» **Instruction**
Extract the records from their first line through the line containing "text: Laube 2002 xyxy=(1410,754,1734,822)", inclusive, and repeat those lines exactly. Copy nothing past that line.
────────────────
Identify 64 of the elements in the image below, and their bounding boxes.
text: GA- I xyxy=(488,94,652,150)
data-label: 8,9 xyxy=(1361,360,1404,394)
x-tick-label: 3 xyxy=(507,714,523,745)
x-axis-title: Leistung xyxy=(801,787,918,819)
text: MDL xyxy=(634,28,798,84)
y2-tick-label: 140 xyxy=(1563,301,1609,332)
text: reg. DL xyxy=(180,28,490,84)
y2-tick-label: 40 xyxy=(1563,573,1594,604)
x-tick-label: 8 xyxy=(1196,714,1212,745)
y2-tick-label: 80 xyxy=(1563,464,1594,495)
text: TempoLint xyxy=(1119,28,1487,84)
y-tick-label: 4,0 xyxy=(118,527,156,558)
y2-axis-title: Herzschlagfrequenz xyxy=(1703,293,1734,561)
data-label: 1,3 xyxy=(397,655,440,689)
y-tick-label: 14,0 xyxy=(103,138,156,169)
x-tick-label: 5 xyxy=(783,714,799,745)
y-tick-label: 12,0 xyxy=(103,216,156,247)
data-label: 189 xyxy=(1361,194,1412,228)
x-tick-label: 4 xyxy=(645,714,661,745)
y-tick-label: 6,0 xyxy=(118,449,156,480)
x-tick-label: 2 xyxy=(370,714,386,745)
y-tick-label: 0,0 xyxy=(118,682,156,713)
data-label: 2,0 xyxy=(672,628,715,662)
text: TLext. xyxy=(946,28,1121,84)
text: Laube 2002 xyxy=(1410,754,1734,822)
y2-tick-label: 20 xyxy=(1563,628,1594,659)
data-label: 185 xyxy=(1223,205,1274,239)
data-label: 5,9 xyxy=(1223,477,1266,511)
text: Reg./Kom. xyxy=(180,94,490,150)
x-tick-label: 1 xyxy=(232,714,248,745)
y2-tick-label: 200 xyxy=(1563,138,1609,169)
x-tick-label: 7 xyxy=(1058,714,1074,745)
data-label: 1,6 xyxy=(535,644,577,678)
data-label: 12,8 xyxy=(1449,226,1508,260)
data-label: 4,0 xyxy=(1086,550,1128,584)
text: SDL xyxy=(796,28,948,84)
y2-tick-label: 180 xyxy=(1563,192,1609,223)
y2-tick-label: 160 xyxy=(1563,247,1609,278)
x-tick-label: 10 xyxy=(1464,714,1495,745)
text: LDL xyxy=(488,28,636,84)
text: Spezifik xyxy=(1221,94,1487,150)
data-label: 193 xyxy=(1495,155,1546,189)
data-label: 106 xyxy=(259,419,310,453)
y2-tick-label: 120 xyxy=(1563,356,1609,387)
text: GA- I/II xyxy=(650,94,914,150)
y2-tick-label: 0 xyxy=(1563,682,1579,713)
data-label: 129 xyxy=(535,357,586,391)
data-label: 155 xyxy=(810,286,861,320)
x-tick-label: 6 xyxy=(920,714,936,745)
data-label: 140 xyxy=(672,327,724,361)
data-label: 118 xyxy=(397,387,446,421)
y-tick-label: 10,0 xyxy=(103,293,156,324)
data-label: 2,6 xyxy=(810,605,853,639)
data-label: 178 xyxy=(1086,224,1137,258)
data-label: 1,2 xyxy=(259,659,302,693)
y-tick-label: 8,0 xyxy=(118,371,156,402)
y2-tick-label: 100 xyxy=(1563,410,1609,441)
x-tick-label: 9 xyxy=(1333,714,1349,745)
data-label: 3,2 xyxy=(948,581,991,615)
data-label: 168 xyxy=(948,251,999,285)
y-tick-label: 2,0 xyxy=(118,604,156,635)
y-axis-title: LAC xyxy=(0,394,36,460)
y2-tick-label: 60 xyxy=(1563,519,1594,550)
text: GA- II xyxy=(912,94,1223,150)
────────────────
» **Answer in full**
Identify 64 of the elements in the image below, and their bounding boxes.
text: GA- I xyxy=(488,94,652,150)
data-label: 8,9 xyxy=(1361,360,1404,394)
x-tick-label: 3 xyxy=(507,714,523,745)
x-axis-title: Leistung xyxy=(801,787,918,819)
text: MDL xyxy=(634,28,798,84)
y2-tick-label: 140 xyxy=(1563,301,1609,332)
text: reg. DL xyxy=(180,28,490,84)
y2-tick-label: 40 xyxy=(1563,573,1594,604)
x-tick-label: 8 xyxy=(1196,714,1212,745)
y2-tick-label: 80 xyxy=(1563,464,1594,495)
text: TempoLint xyxy=(1119,28,1487,84)
y-tick-label: 4,0 xyxy=(118,527,156,558)
y2-axis-title: Herzschlagfrequenz xyxy=(1703,293,1734,561)
data-label: 1,3 xyxy=(397,655,440,689)
y-tick-label: 14,0 xyxy=(103,138,156,169)
x-tick-label: 5 xyxy=(783,714,799,745)
y-tick-label: 12,0 xyxy=(103,216,156,247)
data-label: 189 xyxy=(1361,194,1412,228)
x-tick-label: 4 xyxy=(645,714,661,745)
y-tick-label: 6,0 xyxy=(118,449,156,480)
x-tick-label: 2 xyxy=(370,714,386,745)
y-tick-label: 0,0 xyxy=(118,682,156,713)
data-label: 2,0 xyxy=(672,628,715,662)
text: TLext. xyxy=(946,28,1121,84)
text: Laube 2002 xyxy=(1410,754,1734,822)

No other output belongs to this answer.